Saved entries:
☆ ☆ ☆

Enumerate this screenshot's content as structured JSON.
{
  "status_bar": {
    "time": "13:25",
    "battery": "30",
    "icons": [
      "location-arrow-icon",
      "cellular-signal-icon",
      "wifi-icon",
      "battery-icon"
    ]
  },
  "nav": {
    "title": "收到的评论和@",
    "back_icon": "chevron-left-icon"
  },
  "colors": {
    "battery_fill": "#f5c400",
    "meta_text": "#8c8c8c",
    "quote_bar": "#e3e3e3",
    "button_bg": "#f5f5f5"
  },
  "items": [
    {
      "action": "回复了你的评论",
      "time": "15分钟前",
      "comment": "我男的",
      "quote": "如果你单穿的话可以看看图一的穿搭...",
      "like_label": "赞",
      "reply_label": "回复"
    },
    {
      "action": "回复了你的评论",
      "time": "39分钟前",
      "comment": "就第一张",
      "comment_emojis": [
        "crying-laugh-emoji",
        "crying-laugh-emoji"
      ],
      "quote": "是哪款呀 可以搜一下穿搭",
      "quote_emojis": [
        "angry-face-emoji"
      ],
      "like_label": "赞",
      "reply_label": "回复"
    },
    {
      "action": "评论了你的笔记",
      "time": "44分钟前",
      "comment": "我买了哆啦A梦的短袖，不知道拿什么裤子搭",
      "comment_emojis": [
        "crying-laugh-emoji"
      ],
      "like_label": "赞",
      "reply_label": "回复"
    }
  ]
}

☆ ☆ ☆

● **The task**:
Reproduce each line of the material above precisely.

● **Response for this exercise**:
Enumerate this screenshot's content as structured JSON.
{
  "status_bar": {
    "time": "13:25",
    "battery": "30",
    "icons": [
      "location-arrow-icon",
      "cellular-signal-icon",
      "wifi-icon",
      "battery-icon"
    ]
  },
  "nav": {
    "title": "收到的评论和@",
    "back_icon": "chevron-left-icon"
  },
  "colors": {
    "battery_fill": "#f5c400",
    "meta_text": "#8c8c8c",
    "quote_bar": "#e3e3e3",
    "button_bg": "#f5f5f5"
  },
  "items": [
    {
      "action": "回复了你的评论",
      "time": "15分钟前",
      "comment": "我男的",
      "quote": "如果你单穿的话可以看看图一的穿搭...",
      "like_label": "赞",
      "reply_label": "回复"
    },
    {
      "action": "回复了你的评论",
      "time": "39分钟前",
      "comment": "就第一张",
      "comment_emojis": [
        "crying-laugh-emoji",
        "crying-laugh-emoji"
      ],
      "quote": "是哪款呀 可以搜一下穿搭",
      "quote_emojis": [
        "angry-face-emoji"
      ],
      "like_label": "赞",
      "reply_label": "回复"
    },
    {
      "action": "评论了你的笔记",
      "time": "44分钟前",
      "comment": "我买了哆啦A梦的短袖，不知道拿什么裤子搭",
      "comment_emojis": [
        "crying-laugh-emoji"
      ],
      "like_label": "赞",
      "reply_label": "回复"
    }
  ]
}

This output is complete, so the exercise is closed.